» **DIRECTIONS FOR THIS TASK**
Please determine how many lines of the material include the word "านการสรรหาและค", and respond with nothing but that number.

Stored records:

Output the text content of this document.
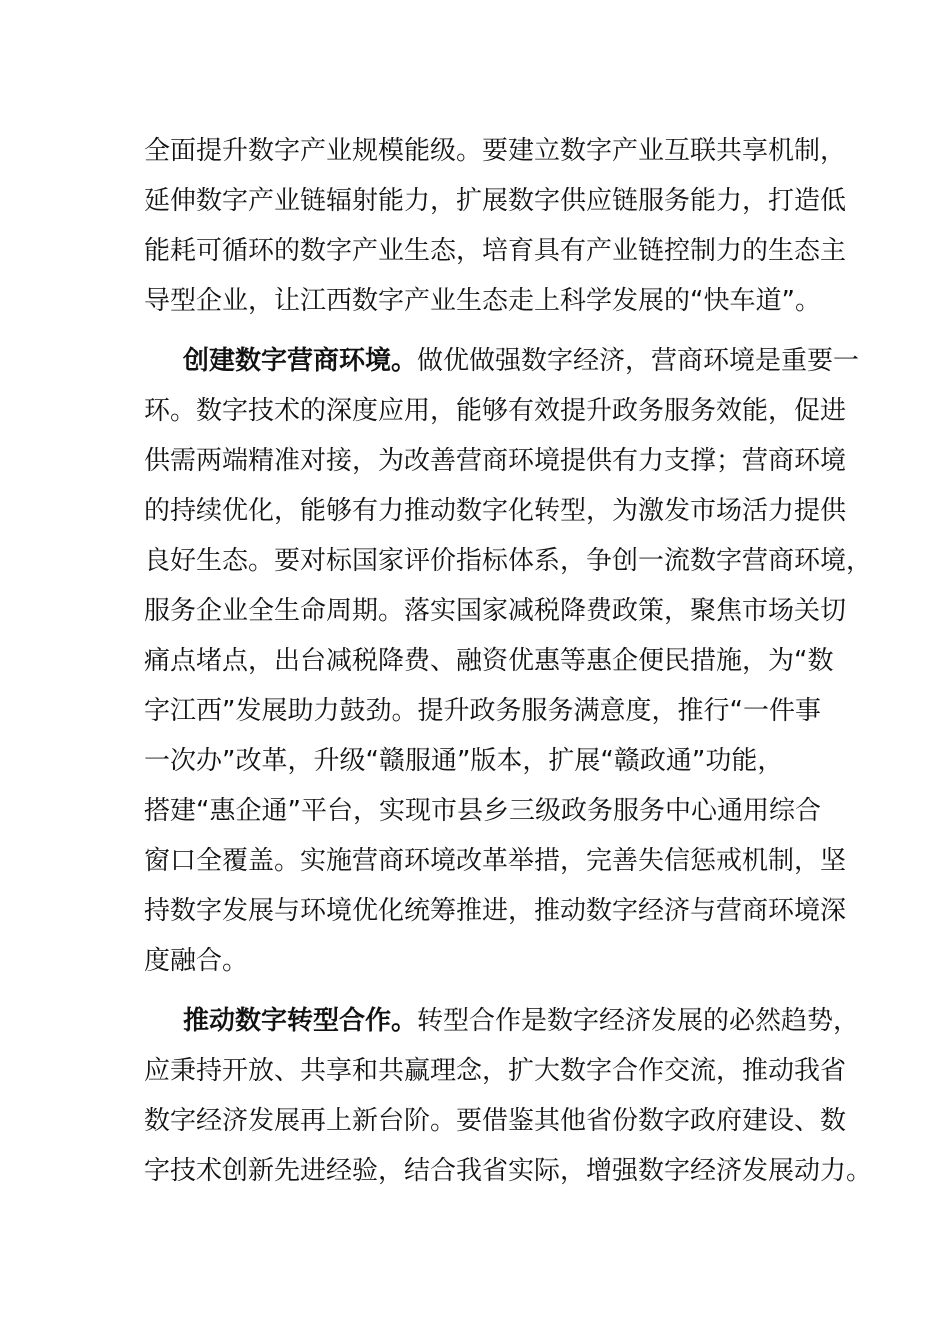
全面提升数字产业规模能级。要建立数字产业互联共享机制，

延伸数字产业链辐射能力，扩展数字供应链服务能力，打造低

能耗可循环的数字产业生态，培育具有产业链控制力的生态主

导型企业，让江西数字产业生态走上科学发展的“快车道”。

创建数字营商环境。做优做强数字经济，营商环境是重要一

环。数字技术的深度应用，能够有效提升政务服务效能，促进

供需两端精准对接，为改善营商环境提供有力支撑；营商环境

的持续优化，能够有力推动数字化转型，为激发市场活力提供

良好生态。要对标国家评价指标体系，争创一流数字营商环境，

服务企业全生命周期。落实国家减税降费政策，聚焦市场关切

痛点堵点，出台减税降费、融资优惠等惠企便民措施，为“数

字江西”发展助力鼓劲。提升政务服务满意度，推行“一件事

一次办”改革，升级“赣服通”版本，扩展“赣政通”功能，

搭建“惠企通”平台，实现市县乡三级政务服务中心通用综合

窗口全覆盖。实施营商环境改革举措，完善失信惩戒机制，坚

持数字发展与环境优化统筹推进，推动数字经济与营商环境深

度融合。

推动数字转型合作。转型合作是数字经济发展的必然趋势，

应秉持开放、共享和共赢理念，扩大数字合作交流，推动我省

数字经济发展再上新台阶。要借鉴其他省份数字政府建设、数

字技术创新先进经验，结合我省实际，增强数字经济发展动力。
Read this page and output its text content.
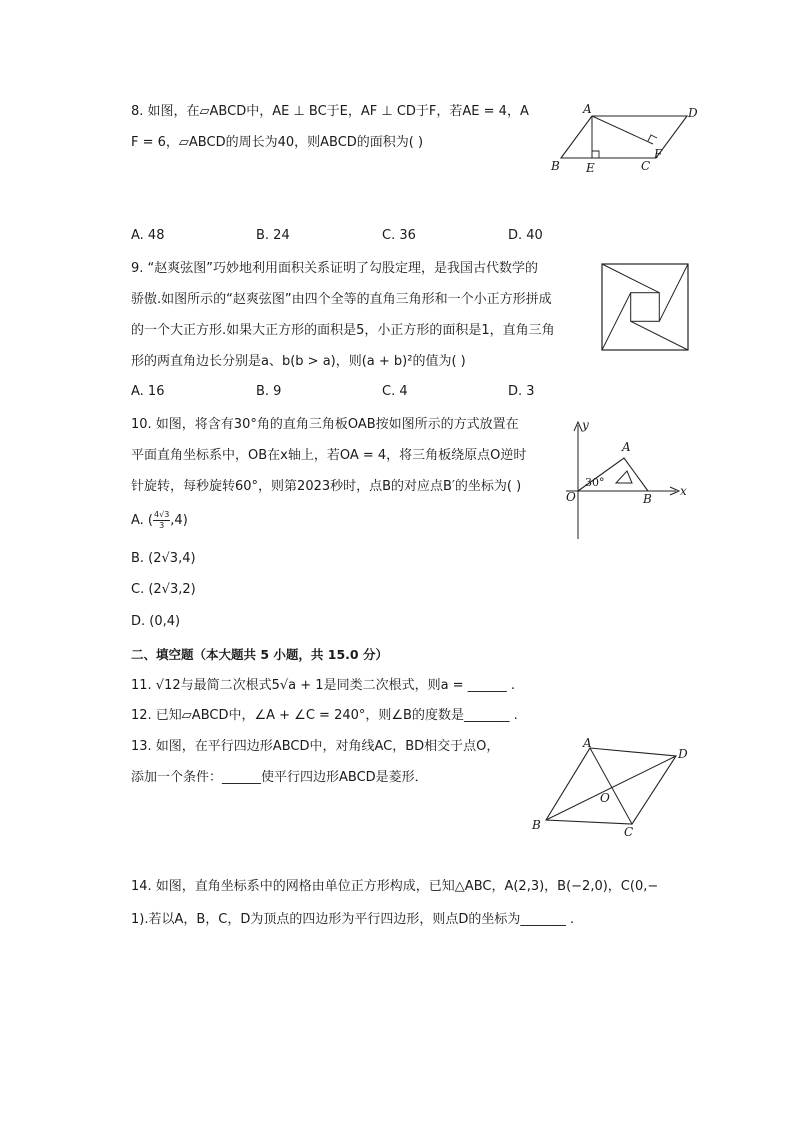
8. 如图，在▱ABCD中，AE ⊥ BC于E，AF ⊥ CD于F，若AE = 4，A
F = 6，▱ABCD的周长为40，则ABCD的面积为( )
A	D
B E	C
F
A. 48	B. 24	C. 36	D. 40
9. “赵爽弦图”巧妙地利用面积关系证明了勾股定理，是我国古代数学的
骄傲.如图所示的“赵爽弦图”由四个全等的直角三角形和一个小正方形拼成
的一个大正方形.如果大正方形的面积是5，小正方形的面积是1，直角三角
形的两直角边长分别是a、b(b > a)，则(a + b)²的值为( )
A. 16	B. 9	C. 4	D. 3
10. 如图，将含有30°角的直角三角板OAB按如图所示的方式放置在
平面直角坐标系中，OB在x轴上，若OA = 4，将三角板绕原点O逆时
针旋转，每秒旋转60°，则第2023秒时，点B的对应点B′的坐标为( )
y
x
A
O	B
30°
A. ( $\frac{4√3}{3} ,4$)
B. (2√3,4)
C. (2√3,2)
D. (0,4)
二、填空题（本大题共 5 小题，共 15.0 分）
11. √12与最简二次根式5√a + 1是同类二次根式，则a = ______ .
12. 已知▱ABCD中，∠A + ∠C = 240°，则∠B的度数是_______ .
13. 如图，在平行四边形ABCD中，对角线AC，BD相交于点O，
添加一个条件：______使平行四边形ABCD是菱形．
A
D
B	C
O
14. 如图，直角坐标系中的网格由单位正方形构成，已知△ABC，A(2,3)，B(−2,0)，C(0,−
1).若以A，B，C，D为顶点的四边形为平行四边形，则点D的坐标为_______ .
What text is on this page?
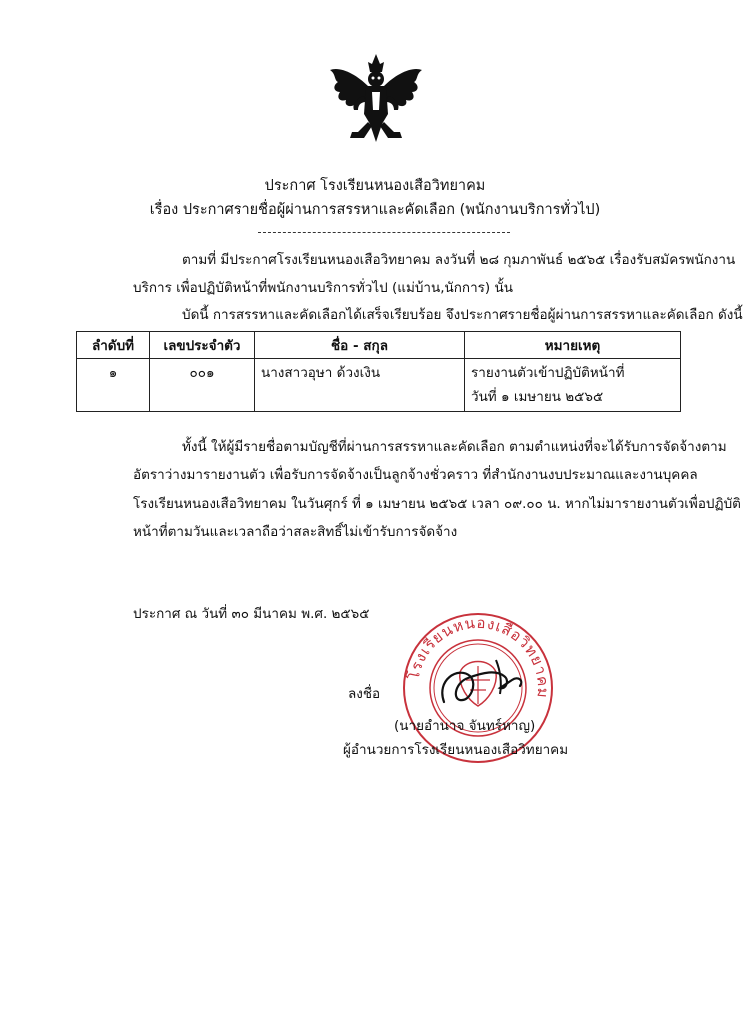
ประกาศ โรงเรียนหนองเสือวิทยาคม
เรื่อง ประกาศรายชื่อผู้ผ่านการสรรหาและคัดเลือก (พนักงานบริการทั่วไป)
ตามที่ มีประกาศโรงเรียนหนองเสือวิทยาคม ลงวันที่ ๒๘ กุมภาพันธ์ ๒๕๖๕ เรื่องรับสมัครพนักงาน
บริการ เพื่อปฏิบัติหน้าที่พนักงานบริการทั่วไป (แม่บ้าน,นักการ) นั้น
บัดนี้ การสรรหาและคัดเลือกได้เสร็จเรียบร้อย จึงประกาศรายชื่อผู้ผ่านการสรรหาและคัดเลือก ดังนี้
ลำดับที่	เลขประจำตัว	ชื่อ - สกุล	หมายเหตุ
๑	๐๐๑	นางสาวอุษา ด้วงเงิน	รายงานตัวเข้าปฏิบัติหน้าที่
วันที่ ๑ เมษายน ๒๕๖๕
ทั้งนี้ ให้ผู้มีรายชื่อตามบัญชีที่ผ่านการสรรหาและคัดเลือก ตามตำแหน่งที่จะได้รับการจัดจ้างตาม
อัตราว่างมารายงานตัว เพื่อรับการจัดจ้างเป็นลูกจ้างชั่วคราว ที่สำนักงานงบประมาณและงานบุคคล
โรงเรียนหนองเสือวิทยาคม ในวันศุกร์ ที่ ๑ เมษายน ๒๕๖๕ เวลา ๐๙.๐๐ น. หากไม่มารายงานตัวเพื่อปฏิบัติ
หน้าที่ตามวันและเวลาถือว่าสละสิทธิ์ไม่เข้ารับการจัดจ้าง
ประกาศ ณ วันที่ ๓๐ มีนาคม พ.ศ. ๒๕๖๕
โรงเรียนหนองเสือวิทยาคม
ลงชื่อ
(นายอำนาจ จันทร์หาญ)
ผู้อำนวยการโรงเรียนหนองเสือวิทยาคม
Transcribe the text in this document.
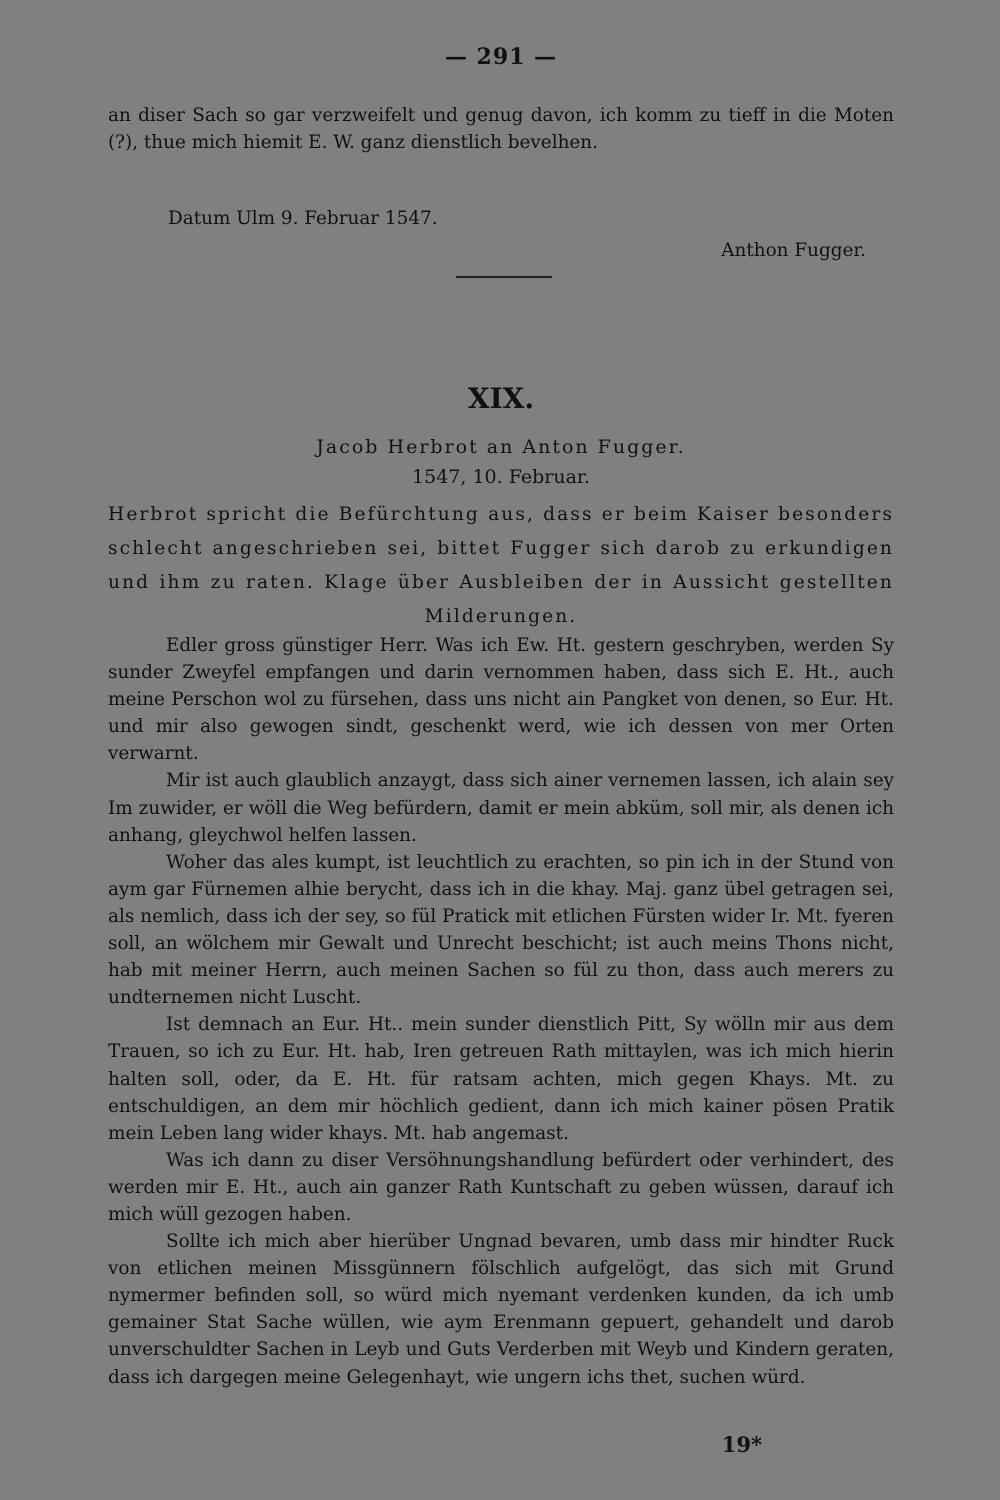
— 291 —

an diser Sach so gar verzweifelt und genug davon, ich komm zu tieff in die Moten (?), thue mich hiemit E. W. ganz dienstlich bevelhen.

Datum Ulm 9. Februar 1547.
Anthon Fugger.
XIX.
Jacob Herbrot an Anton Fugger.
1547, 10. Februar.

Herbrot spricht die Befürchtung aus, dass er beim Kaiser besonders schlecht angeschrieben sei, bittet Fugger sich darob zu erkundigen und ihm zu raten. Klage über Ausbleiben der in Aussicht gestellten Milderungen.

Edler gross günstiger Herr. Was ich Ew. Ht. gestern geschryben, werden Sy sunder Zweyfel empfangen und darin vernommen haben, dass sich E. Ht., auch meine Perschon wol zu fürsehen, dass uns nicht ain Pangket von denen, so Eur. Ht. und mir also gewogen sindt, geschenkt werd, wie ich dessen von mer Orten verwarnt.

Mir ist auch glaublich anzaygt, dass sich ainer vernemen lassen, ich alain sey Im zuwider, er wöll die Weg befürdern, damit er mein abküm, soll mir, als denen ich anhang, gleychwol helfen lassen.

Woher das ales kumpt, ist leuchtlich zu erachten, so pin ich in der Stund von aym gar Fürnemen alhie berycht, dass ich in die khay. Maj. ganz übel getragen sei, als nemlich, dass ich der sey, so fül Pratick mit etlichen Fürsten wider Ir. Mt. fyeren soll, an wölchem mir Gewalt und Unrecht beschicht; ist auch meins Thons nicht, hab mit meiner Herrn, auch meinen Sachen so fül zu thon, dass auch merers zu undternemen nicht Luscht.

Ist demnach an Eur. Ht.. mein sunder dienstlich Pitt, Sy wölln mir aus dem Trauen, so ich zu Eur. Ht. hab, Iren getreuen Rath mittaylen, was ich mich hierin halten soll, oder, da E. Ht. für ratsam achten, mich gegen Khays. Mt. zu entschuldigen, an dem mir höchlich gedient, dann ich mich kainer pösen Pratik mein Leben lang wider khays. Mt. hab angemast.

Was ich dann zu diser Versöhnungshandlung befürdert oder verhindert, des werden mir E. Ht., auch ain ganzer Rath Kuntschaft zu geben wüssen, darauf ich mich wüll gezogen haben.

Sollte ich mich aber hierüber Ungnad bevaren, umb dass mir hindter Ruck von etlichen meinen Missgünnern fölschlich aufgelögt, das sich mit Grund nymermer befinden soll, so würd mich nyemant verdenken kunden, da ich umb gemainer Stat Sache wüllen, wie aym Erenmann gepuert, gehandelt und darob unverschuldter Sachen in Leyb und Guts Verderben mit Weyb und Kindern geraten, dass ich dargegen meine Gelegenhayt, wie ungern ichs thet, suchen würd.

19*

» **FULL OUTPUT**
3